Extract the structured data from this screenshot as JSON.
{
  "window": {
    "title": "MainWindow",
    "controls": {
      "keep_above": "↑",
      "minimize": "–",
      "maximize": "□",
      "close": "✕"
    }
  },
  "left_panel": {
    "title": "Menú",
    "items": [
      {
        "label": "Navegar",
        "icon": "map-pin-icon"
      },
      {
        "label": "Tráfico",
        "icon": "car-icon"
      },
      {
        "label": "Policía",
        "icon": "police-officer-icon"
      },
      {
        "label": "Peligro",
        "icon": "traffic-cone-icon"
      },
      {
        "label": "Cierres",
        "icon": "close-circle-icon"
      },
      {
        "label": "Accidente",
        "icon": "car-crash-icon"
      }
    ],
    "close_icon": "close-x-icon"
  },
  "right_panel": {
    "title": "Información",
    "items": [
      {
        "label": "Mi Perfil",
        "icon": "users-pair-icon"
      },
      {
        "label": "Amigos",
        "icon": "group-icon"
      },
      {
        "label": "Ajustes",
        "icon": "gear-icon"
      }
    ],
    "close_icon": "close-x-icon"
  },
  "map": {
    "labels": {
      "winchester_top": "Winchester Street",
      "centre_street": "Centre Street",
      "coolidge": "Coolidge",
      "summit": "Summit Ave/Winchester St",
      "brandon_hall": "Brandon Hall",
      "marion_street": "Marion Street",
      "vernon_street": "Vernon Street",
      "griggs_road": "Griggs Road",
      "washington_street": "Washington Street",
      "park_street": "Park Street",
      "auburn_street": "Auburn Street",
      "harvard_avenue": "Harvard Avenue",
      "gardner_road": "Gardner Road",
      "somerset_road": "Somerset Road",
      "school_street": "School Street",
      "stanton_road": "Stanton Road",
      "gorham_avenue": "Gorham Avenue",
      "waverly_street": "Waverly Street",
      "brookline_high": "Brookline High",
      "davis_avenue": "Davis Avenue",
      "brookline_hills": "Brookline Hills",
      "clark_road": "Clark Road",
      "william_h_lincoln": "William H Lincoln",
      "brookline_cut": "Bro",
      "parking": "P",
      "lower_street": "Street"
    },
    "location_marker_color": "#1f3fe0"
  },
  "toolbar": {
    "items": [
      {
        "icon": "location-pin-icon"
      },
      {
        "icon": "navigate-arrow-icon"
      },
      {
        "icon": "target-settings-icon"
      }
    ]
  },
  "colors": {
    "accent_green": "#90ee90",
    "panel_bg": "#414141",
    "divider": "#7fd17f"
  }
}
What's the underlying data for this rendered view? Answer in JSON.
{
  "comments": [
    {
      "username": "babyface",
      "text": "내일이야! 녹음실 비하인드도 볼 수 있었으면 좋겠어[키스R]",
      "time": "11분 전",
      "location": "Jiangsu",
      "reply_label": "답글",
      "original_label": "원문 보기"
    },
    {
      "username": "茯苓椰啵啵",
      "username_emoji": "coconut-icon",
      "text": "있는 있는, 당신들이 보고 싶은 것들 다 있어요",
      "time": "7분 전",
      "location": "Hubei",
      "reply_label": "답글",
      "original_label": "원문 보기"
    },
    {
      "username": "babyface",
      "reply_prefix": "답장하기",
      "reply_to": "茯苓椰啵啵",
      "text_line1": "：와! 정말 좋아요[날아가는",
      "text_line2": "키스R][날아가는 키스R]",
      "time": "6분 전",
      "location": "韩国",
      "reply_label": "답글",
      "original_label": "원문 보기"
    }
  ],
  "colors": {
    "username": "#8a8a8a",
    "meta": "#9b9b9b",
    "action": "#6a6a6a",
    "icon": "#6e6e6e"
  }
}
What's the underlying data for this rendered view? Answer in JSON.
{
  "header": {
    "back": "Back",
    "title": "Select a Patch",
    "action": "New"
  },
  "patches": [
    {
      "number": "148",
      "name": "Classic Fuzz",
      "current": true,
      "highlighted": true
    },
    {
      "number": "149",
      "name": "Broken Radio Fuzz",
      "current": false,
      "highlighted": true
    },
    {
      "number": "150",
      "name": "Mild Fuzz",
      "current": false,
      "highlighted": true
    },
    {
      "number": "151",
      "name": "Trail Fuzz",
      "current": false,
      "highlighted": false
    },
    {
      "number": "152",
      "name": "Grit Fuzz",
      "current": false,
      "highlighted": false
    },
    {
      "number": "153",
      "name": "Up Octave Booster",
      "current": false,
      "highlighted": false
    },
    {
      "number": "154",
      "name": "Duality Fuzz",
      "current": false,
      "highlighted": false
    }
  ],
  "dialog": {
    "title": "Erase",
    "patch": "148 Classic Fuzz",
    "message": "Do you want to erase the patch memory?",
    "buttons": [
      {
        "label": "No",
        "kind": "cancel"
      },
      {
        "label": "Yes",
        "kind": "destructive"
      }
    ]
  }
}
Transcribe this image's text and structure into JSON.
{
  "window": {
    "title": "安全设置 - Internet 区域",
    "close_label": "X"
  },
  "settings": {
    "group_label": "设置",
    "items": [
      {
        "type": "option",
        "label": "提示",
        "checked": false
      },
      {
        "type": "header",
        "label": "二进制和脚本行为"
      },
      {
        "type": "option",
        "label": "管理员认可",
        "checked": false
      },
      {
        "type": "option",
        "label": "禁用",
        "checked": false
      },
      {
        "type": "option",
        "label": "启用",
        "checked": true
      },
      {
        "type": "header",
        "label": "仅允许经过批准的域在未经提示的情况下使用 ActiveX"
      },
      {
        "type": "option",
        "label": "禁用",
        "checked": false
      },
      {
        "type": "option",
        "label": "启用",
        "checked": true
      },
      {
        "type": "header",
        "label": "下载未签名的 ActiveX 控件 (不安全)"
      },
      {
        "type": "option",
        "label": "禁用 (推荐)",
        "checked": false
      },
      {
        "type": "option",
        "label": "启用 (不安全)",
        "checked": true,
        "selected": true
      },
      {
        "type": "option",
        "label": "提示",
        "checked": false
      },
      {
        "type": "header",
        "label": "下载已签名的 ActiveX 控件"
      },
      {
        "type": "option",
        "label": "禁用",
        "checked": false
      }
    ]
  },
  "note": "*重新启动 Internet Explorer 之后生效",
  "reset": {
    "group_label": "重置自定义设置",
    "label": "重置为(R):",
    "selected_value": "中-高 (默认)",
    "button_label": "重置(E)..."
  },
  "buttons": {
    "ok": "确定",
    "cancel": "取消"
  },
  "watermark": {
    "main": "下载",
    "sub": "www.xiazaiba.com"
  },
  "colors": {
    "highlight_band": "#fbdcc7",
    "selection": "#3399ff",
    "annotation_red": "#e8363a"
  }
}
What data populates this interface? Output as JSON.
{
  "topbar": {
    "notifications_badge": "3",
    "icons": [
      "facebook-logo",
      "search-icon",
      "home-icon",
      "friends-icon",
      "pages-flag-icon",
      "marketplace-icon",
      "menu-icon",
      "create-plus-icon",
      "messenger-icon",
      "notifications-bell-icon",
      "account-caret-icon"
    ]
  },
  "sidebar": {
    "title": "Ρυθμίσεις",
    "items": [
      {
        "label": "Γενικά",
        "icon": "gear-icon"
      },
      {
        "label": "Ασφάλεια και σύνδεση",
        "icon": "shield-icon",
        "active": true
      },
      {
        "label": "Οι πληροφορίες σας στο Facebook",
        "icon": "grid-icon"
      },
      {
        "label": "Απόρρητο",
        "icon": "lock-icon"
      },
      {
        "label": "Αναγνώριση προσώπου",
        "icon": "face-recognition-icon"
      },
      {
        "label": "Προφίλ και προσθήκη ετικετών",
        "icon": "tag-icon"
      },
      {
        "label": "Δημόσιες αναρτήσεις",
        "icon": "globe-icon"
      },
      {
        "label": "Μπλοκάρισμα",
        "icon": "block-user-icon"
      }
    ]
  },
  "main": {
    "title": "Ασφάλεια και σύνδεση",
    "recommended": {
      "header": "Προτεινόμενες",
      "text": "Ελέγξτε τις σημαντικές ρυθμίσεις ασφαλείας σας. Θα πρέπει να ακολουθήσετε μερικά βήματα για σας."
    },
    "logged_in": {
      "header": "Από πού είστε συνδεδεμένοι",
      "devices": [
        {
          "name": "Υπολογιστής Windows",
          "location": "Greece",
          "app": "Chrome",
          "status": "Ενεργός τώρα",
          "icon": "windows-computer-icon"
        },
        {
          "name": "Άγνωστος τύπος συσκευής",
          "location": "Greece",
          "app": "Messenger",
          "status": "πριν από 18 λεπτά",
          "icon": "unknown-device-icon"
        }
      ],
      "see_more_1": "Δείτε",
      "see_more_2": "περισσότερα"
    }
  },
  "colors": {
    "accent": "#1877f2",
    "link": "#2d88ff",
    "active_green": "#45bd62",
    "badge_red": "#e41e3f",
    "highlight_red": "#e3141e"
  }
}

▶ Instructions for the task:
Look over the listing. Pull out every line with the string "Avenue" in it.

▶ Reply to the exercise:
      "harvard_avenue": "Harvard Avenue",
      "gorham_avenue": "Gorham Avenue",
      "davis_avenue": "Davis Avenue",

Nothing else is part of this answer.